> _The records_
- - - - -

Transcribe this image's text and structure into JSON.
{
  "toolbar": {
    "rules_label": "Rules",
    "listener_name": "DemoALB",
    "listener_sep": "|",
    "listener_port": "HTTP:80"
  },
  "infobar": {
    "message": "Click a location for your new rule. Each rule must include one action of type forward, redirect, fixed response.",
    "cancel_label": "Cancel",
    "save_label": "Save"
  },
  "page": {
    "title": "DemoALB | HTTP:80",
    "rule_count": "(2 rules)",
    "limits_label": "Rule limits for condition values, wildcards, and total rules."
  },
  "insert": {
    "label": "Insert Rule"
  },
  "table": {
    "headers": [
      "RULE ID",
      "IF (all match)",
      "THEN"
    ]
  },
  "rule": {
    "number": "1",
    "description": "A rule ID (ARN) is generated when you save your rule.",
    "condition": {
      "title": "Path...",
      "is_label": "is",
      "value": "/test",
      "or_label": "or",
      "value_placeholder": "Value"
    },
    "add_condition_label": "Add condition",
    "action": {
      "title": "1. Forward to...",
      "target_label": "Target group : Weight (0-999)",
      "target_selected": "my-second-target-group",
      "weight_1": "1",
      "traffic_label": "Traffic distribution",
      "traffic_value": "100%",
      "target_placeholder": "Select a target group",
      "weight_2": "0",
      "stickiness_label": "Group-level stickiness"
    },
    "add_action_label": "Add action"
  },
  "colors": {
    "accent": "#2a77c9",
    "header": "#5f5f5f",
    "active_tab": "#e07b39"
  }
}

- - - - -

> _Set exercise_
Transcribe all entries exactly as they are given.

> _Output of the exercise_
Transcribe this image's text and structure into JSON.
{
  "toolbar": {
    "rules_label": "Rules",
    "listener_name": "DemoALB",
    "listener_sep": "|",
    "listener_port": "HTTP:80"
  },
  "infobar": {
    "message": "Click a location for your new rule. Each rule must include one action of type forward, redirect, fixed response.",
    "cancel_label": "Cancel",
    "save_label": "Save"
  },
  "page": {
    "title": "DemoALB | HTTP:80",
    "rule_count": "(2 rules)",
    "limits_label": "Rule limits for condition values, wildcards, and total rules."
  },
  "insert": {
    "label": "Insert Rule"
  },
  "table": {
    "headers": [
      "RULE ID",
      "IF (all match)",
      "THEN"
    ]
  },
  "rule": {
    "number": "1",
    "description": "A rule ID (ARN) is generated when you save your rule.",
    "condition": {
      "title": "Path...",
      "is_label": "is",
      "value": "/test",
      "or_label": "or",
      "value_placeholder": "Value"
    },
    "add_condition_label": "Add condition",
    "action": {
      "title": "1. Forward to...",
      "target_label": "Target group : Weight (0-999)",
      "target_selected": "my-second-target-group",
      "weight_1": "1",
      "traffic_label": "Traffic distribution",
      "traffic_value": "100%",
      "target_placeholder": "Select a target group",
      "weight_2": "0",
      "stickiness_label": "Group-level stickiness"
    },
    "add_action_label": "Add action"
  },
  "colors": {
    "accent": "#2a77c9",
    "header": "#5f5f5f",
    "active_tab": "#e07b39"
  }
}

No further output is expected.